Reproduce all records exactly.

(Stored data entries)
-------

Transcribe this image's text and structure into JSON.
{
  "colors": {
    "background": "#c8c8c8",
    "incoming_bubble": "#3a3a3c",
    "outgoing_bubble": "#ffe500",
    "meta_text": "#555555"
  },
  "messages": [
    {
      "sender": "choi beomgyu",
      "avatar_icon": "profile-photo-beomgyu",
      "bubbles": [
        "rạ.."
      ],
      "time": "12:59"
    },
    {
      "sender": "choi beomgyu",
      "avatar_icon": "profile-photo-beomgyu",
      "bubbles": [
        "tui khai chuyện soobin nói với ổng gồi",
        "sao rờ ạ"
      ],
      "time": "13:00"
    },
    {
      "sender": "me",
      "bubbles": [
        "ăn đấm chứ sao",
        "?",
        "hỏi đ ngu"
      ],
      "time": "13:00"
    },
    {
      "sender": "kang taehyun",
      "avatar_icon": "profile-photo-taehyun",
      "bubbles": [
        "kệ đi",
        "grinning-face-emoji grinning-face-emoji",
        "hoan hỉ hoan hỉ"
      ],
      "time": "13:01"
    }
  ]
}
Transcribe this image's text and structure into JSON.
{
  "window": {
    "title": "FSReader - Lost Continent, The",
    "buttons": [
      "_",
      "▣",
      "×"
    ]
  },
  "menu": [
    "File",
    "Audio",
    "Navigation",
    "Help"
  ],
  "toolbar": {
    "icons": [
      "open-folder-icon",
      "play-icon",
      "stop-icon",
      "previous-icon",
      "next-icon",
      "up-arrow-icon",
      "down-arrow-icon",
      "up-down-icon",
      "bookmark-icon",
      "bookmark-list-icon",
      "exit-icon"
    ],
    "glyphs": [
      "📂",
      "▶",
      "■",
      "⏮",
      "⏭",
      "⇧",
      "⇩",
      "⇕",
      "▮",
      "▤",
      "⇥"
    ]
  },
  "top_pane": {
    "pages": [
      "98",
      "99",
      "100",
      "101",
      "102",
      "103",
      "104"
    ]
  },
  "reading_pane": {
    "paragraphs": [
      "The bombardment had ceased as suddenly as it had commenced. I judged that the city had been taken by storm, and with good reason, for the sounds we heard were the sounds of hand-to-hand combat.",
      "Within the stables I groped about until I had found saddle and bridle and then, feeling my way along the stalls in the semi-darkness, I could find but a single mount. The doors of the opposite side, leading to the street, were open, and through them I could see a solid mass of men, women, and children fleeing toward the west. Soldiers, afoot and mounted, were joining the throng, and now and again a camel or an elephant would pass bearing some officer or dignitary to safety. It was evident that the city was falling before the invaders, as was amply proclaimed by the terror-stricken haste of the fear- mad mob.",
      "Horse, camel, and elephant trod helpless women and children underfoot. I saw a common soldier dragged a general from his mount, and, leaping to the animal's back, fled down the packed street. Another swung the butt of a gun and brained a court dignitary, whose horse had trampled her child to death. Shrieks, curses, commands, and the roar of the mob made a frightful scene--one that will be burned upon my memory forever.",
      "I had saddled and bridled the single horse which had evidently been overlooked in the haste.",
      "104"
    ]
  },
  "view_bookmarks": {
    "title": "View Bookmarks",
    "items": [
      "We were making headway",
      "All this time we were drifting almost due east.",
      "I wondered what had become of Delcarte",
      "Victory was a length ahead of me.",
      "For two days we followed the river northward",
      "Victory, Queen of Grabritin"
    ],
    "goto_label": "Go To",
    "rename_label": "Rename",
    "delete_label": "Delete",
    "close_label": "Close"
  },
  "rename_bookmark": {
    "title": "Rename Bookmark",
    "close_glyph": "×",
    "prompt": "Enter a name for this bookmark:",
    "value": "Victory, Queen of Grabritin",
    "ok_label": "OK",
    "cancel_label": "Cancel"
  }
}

-------

RESPONSE.
Transcribe this image's text and structure into JSON.
{
  "colors": {
    "background": "#c8c8c8",
    "incoming_bubble": "#3a3a3c",
    "outgoing_bubble": "#ffe500",
    "meta_text": "#555555"
  },
  "messages": [
    {
      "sender": "choi beomgyu",
      "avatar_icon": "profile-photo-beomgyu",
      "bubbles": [
        "rạ.."
      ],
      "time": "12:59"
    },
    {
      "sender": "choi beomgyu",
      "avatar_icon": "profile-photo-beomgyu",
      "bubbles": [
        "tui khai chuyện soobin nói với ổng gồi",
        "sao rờ ạ"
      ],
      "time": "13:00"
    },
    {
      "sender": "me",
      "bubbles": [
        "ăn đấm chứ sao",
        "?",
        "hỏi đ ngu"
      ],
      "time": "13:00"
    },
    {
      "sender": "kang taehyun",
      "avatar_icon": "profile-photo-taehyun",
      "bubbles": [
        "kệ đi",
        "grinning-face-emoji grinning-face-emoji",
        "hoan hỉ hoan hỉ"
      ],
      "time": "13:01"
    }
  ]
}
Transcribe this image's text and structure into JSON.
{
  "window": {
    "title": "FSReader - Lost Continent, The",
    "buttons": [
      "_",
      "▣",
      "×"
    ]
  },
  "menu": [
    "File",
    "Audio",
    "Navigation",
    "Help"
  ],
  "toolbar": {
    "icons": [
      "open-folder-icon",
      "play-icon",
      "stop-icon",
      "previous-icon",
      "next-icon",
      "up-arrow-icon",
      "down-arrow-icon",
      "up-down-icon",
      "bookmark-icon",
      "bookmark-list-icon",
      "exit-icon"
    ],
    "glyphs": [
      "📂",
      "▶",
      "■",
      "⏮",
      "⏭",
      "⇧",
      "⇩",
      "⇕",
      "▮",
      "▤",
      "⇥"
    ]
  },
  "top_pane": {
    "pages": [
      "98",
      "99",
      "100",
      "101",
      "102",
      "103",
      "104"
    ]
  },
  "reading_pane": {
    "paragraphs": [
      "The bombardment had ceased as suddenly as it had commenced. I judged that the city had been taken by storm, and with good reason, for the sounds we heard were the sounds of hand-to-hand combat.",
      "Within the stables I groped about until I had found saddle and bridle and then, feeling my way along the stalls in the semi-darkness, I could find but a single mount. The doors of the opposite side, leading to the street, were open, and through them I could see a solid mass of men, women, and children fleeing toward the west. Soldiers, afoot and mounted, were joining the throng, and now and again a camel or an elephant would pass bearing some officer or dignitary to safety. It was evident that the city was falling before the invaders, as was amply proclaimed by the terror-stricken haste of the fear- mad mob.",
      "Horse, camel, and elephant trod helpless women and children underfoot. I saw a common soldier dragged a general from his mount, and, leaping to the animal's back, fled down the packed street. Another swung the butt of a gun and brained a court dignitary, whose horse had trampled her child to death. Shrieks, curses, commands, and the roar of the mob made a frightful scene--one that will be burned upon my memory forever.",
      "I had saddled and bridled the single horse which had evidently been overlooked in the haste.",
      "104"
    ]
  },
  "view_bookmarks": {
    "title": "View Bookmarks",
    "items": [
      "We were making headway",
      "All this time we were drifting almost due east.",
      "I wondered what had become of Delcarte",
      "Victory was a length ahead of me.",
      "For two days we followed the river northward",
      "Victory, Queen of Grabritin"
    ],
    "goto_label": "Go To",
    "rename_label": "Rename",
    "delete_label": "Delete",
    "close_label": "Close"
  },
  "rename_bookmark": {
    "title": "Rename Bookmark",
    "close_glyph": "×",
    "prompt": "Enter a name for this bookmark:",
    "value": "Victory, Queen of Grabritin",
    "ok_label": "OK",
    "cancel_label": "Cancel"
  }
}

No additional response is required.